▼▼▼
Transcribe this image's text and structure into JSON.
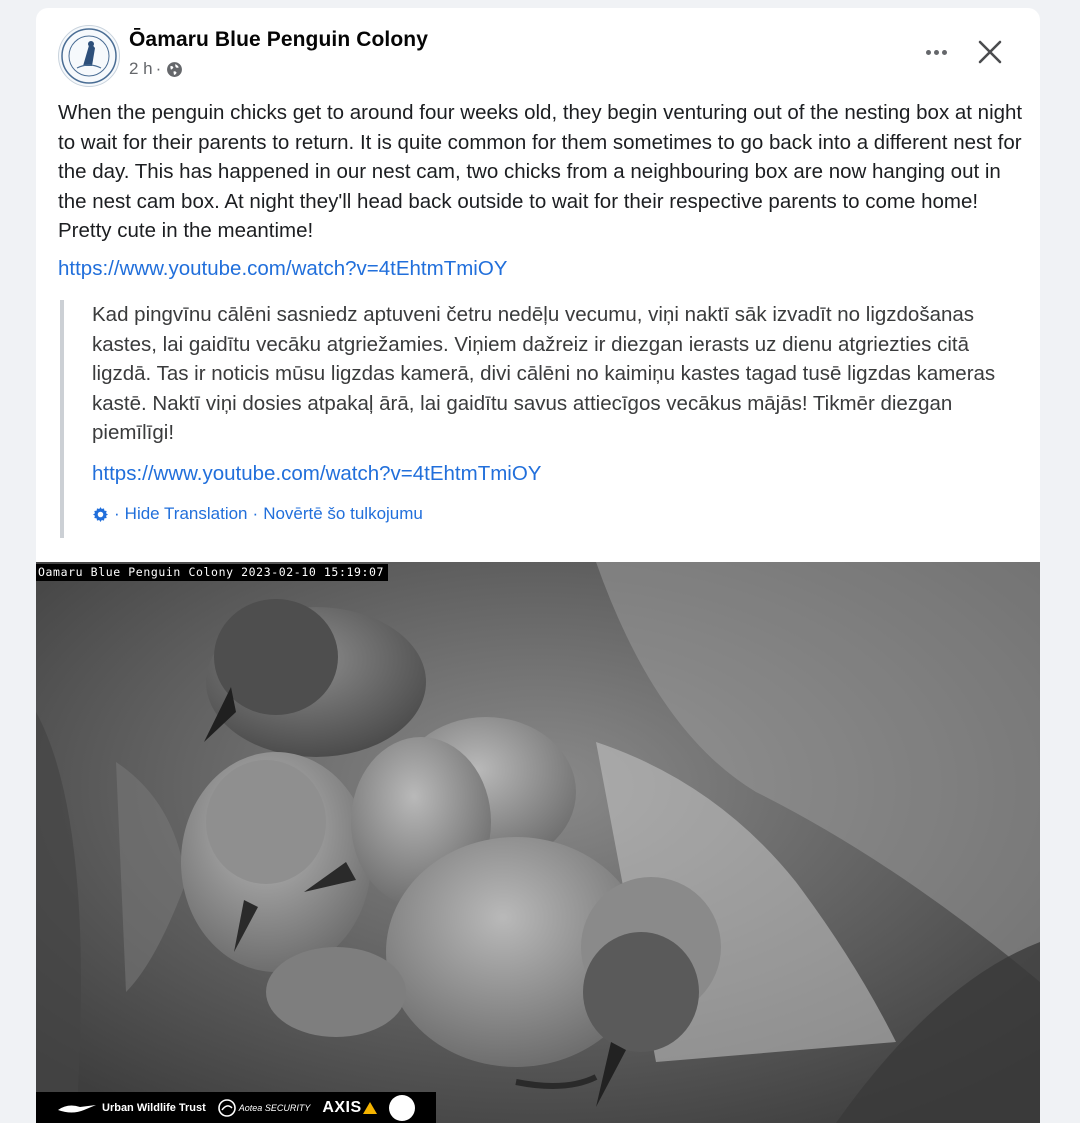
{
  "post": {
    "page_name": "Ōamaru Blue Penguin Colony",
    "time": "2 h",
    "dot": "·",
    "privacy_icon": "globe-icon",
    "more_icon": "more-horizontal-icon",
    "close_icon": "close-icon",
    "text": "When the penguin chicks get to around four weeks old, they begin venturing out of the nesting box at night to wait for their parents to return. It is quite common for them sometimes to go back into a different nest for the day. This has happened in our nest cam, two chicks from a neighbouring box are now hanging out in the nest cam box. At night they'll head back outside to wait for their respective parents to come home! Pretty cute in the meantime!",
    "link": "https://www.youtube.com/watch?v=4tEhtmTmiOY"
  },
  "translation": {
    "text": "Kad pingvīnu cālēni sasniedz aptuveni četru nedēļu vecumu, viņi naktī sāk izvadīt no ligzdošanas kastes, lai gaidītu vecāku atgriežamies. Viņiem dažreiz ir diezgan ierasts uz dienu atgriezties citā ligzdā. Tas ir noticis mūsu ligzdas kamerā, divi cālēni no kaimiņu kastes tagad tusē ligzdas kameras kastē. Naktī viņi dosies atpakaļ ārā, lai gaidītu savus attiecīgos vecākus mājās! Tikmēr diezgan piemīlīgi!",
    "link": "https://www.youtube.com/watch?v=4tEhtmTmiOY",
    "gear_icon": "gear-icon",
    "hide_label": "Hide Translation",
    "rate_label": "Novērtē šo tulkojumu",
    "separator": "·"
  },
  "media": {
    "timestamp": "Oamaru Blue Penguin Colony 2023-02-10 15:19:07",
    "sponsor_1": "Urban Wildlife Trust",
    "sponsor_2": "Aotea SECURITY",
    "sponsor_3": "AXIS"
  },
  "colors": {
    "link": "#216fdb",
    "text": "#1c1e21",
    "muted": "#65676b",
    "background": "#f0f2f5"
  }
}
▲▲▲
## [Exercise objective]
Write out all the entries again, word for word, and print no images.

## [Completed exercise]
Transcribe this image's text and structure into JSON.
{
  "post": {
    "page_name": "Ōamaru Blue Penguin Colony",
    "time": "2 h",
    "dot": "·",
    "privacy_icon": "globe-icon",
    "more_icon": "more-horizontal-icon",
    "close_icon": "close-icon",
    "text": "When the penguin chicks get to around four weeks old, they begin venturing out of the nesting box at night to wait for their parents to return. It is quite common for them sometimes to go back into a different nest for the day. This has happened in our nest cam, two chicks from a neighbouring box are now hanging out in the nest cam box. At night they'll head back outside to wait for their respective parents to come home! Pretty cute in the meantime!",
    "link": "https://www.youtube.com/watch?v=4tEhtmTmiOY"
  },
  "translation": {
    "text": "Kad pingvīnu cālēni sasniedz aptuveni četru nedēļu vecumu, viņi naktī sāk izvadīt no ligzdošanas kastes, lai gaidītu vecāku atgriežamies. Viņiem dažreiz ir diezgan ierasts uz dienu atgriezties citā ligzdā. Tas ir noticis mūsu ligzdas kamerā, divi cālēni no kaimiņu kastes tagad tusē ligzdas kameras kastē. Naktī viņi dosies atpakaļ ārā, lai gaidītu savus attiecīgos vecākus mājās! Tikmēr diezgan piemīlīgi!",
    "link": "https://www.youtube.com/watch?v=4tEhtmTmiOY",
    "gear_icon": "gear-icon",
    "hide_label": "Hide Translation",
    "rate_label": "Novērtē šo tulkojumu",
    "separator": "·"
  },
  "media": {
    "timestamp": "Oamaru Blue Penguin Colony 2023-02-10 15:19:07",
    "sponsor_1": "Urban Wildlife Trust",
    "sponsor_2": "Aotea SECURITY",
    "sponsor_3": "AXIS"
  },
  "colors": {
    "link": "#216fdb",
    "text": "#1c1e21",
    "muted": "#65676b",
    "background": "#f0f2f5"
  }
}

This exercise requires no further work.